━━━━━ Items

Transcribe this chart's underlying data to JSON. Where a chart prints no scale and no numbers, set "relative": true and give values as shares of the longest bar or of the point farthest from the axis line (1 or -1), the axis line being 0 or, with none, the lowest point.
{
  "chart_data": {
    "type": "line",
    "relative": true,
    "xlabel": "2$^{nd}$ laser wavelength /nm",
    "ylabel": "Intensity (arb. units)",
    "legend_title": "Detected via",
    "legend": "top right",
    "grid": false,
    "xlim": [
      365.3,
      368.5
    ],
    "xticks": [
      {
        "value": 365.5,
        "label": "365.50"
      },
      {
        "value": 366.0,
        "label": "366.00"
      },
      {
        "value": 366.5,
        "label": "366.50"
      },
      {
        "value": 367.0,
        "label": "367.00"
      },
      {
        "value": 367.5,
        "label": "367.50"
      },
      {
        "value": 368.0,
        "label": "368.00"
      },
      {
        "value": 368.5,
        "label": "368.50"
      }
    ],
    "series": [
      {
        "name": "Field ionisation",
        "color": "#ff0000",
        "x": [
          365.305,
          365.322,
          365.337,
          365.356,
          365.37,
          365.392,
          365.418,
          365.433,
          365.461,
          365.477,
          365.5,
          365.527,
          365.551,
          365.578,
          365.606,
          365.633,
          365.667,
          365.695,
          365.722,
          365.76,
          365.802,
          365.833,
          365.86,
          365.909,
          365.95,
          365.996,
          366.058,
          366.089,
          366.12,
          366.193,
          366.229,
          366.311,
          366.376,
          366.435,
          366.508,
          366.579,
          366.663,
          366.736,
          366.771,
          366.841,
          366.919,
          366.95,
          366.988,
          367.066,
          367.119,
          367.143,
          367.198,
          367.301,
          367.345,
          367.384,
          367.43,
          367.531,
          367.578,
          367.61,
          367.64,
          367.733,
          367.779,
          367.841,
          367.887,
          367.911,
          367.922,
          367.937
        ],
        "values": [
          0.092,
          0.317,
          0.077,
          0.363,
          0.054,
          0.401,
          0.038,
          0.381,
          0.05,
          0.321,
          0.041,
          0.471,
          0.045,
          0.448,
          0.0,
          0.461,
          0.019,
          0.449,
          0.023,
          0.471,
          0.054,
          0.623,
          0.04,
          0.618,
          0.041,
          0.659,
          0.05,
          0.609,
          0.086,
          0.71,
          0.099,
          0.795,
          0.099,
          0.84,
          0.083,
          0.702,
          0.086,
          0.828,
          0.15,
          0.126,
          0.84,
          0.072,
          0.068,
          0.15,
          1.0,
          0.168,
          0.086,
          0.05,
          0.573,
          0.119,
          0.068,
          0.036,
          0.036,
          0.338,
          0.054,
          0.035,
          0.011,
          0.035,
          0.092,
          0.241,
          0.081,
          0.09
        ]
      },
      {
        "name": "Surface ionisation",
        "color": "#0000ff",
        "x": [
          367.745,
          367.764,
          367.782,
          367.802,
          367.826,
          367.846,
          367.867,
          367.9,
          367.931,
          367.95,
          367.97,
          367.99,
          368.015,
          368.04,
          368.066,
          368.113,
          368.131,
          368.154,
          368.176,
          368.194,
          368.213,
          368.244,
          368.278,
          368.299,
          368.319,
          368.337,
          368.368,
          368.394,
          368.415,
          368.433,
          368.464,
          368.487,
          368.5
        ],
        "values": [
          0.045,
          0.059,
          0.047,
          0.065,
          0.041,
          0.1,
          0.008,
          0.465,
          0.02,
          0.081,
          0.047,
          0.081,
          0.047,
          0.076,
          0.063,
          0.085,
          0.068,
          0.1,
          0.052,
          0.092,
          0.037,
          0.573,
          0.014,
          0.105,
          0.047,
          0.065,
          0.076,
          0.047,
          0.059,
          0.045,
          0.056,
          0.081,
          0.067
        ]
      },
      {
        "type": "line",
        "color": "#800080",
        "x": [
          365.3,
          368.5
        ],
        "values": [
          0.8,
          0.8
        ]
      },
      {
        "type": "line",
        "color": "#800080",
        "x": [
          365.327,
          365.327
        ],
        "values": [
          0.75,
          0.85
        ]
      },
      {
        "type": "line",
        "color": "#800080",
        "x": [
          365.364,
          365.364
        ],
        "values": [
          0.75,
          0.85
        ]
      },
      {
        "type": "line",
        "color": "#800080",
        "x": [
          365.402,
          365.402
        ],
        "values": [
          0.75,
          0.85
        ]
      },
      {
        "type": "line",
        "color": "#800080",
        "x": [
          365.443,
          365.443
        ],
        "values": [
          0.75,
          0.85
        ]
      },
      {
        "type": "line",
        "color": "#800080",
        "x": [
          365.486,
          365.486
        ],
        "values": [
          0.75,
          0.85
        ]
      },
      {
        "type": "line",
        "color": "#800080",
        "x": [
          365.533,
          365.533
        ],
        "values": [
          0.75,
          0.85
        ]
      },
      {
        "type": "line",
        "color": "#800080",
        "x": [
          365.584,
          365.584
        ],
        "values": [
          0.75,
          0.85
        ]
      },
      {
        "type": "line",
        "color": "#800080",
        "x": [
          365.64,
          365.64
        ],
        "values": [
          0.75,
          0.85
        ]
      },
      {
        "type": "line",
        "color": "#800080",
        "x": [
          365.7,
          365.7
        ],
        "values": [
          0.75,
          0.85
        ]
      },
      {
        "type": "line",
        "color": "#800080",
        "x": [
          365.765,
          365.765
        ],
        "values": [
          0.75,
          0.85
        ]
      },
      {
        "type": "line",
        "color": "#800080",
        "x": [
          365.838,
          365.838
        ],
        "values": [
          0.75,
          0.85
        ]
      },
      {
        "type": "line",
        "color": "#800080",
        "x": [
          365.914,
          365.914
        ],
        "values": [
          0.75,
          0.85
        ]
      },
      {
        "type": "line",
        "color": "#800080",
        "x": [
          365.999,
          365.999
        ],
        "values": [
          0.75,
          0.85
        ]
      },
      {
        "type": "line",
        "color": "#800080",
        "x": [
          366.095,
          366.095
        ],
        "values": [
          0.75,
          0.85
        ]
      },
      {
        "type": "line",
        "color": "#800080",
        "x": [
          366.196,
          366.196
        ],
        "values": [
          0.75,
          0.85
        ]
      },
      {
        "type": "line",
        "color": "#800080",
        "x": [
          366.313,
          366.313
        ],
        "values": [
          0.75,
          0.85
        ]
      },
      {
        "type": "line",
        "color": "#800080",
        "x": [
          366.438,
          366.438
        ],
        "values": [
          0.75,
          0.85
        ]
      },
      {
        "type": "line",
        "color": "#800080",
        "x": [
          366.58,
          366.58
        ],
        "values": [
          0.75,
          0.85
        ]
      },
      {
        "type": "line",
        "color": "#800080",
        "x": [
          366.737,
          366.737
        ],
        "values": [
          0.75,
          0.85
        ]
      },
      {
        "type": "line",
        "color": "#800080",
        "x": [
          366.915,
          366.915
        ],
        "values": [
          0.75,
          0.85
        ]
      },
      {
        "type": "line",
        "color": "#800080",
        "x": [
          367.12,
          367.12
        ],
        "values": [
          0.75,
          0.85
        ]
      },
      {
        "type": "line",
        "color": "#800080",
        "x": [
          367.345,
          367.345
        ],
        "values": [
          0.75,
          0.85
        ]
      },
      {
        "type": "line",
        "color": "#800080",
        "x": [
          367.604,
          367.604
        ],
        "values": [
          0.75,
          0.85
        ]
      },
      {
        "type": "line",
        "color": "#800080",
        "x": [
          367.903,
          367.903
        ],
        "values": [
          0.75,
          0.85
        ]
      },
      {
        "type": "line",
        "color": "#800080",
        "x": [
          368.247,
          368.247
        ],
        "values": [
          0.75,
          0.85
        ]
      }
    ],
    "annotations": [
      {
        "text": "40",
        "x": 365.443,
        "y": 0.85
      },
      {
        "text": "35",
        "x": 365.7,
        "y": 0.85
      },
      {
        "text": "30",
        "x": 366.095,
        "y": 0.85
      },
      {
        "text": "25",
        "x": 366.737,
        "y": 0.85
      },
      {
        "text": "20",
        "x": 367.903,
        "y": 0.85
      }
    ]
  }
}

━━━━━━━━━━

Given task: Scan the material above. Copy each line that holds the word "name".

Complete output:
        "name": "Field ionisation",
        "name": "Surface ionisation",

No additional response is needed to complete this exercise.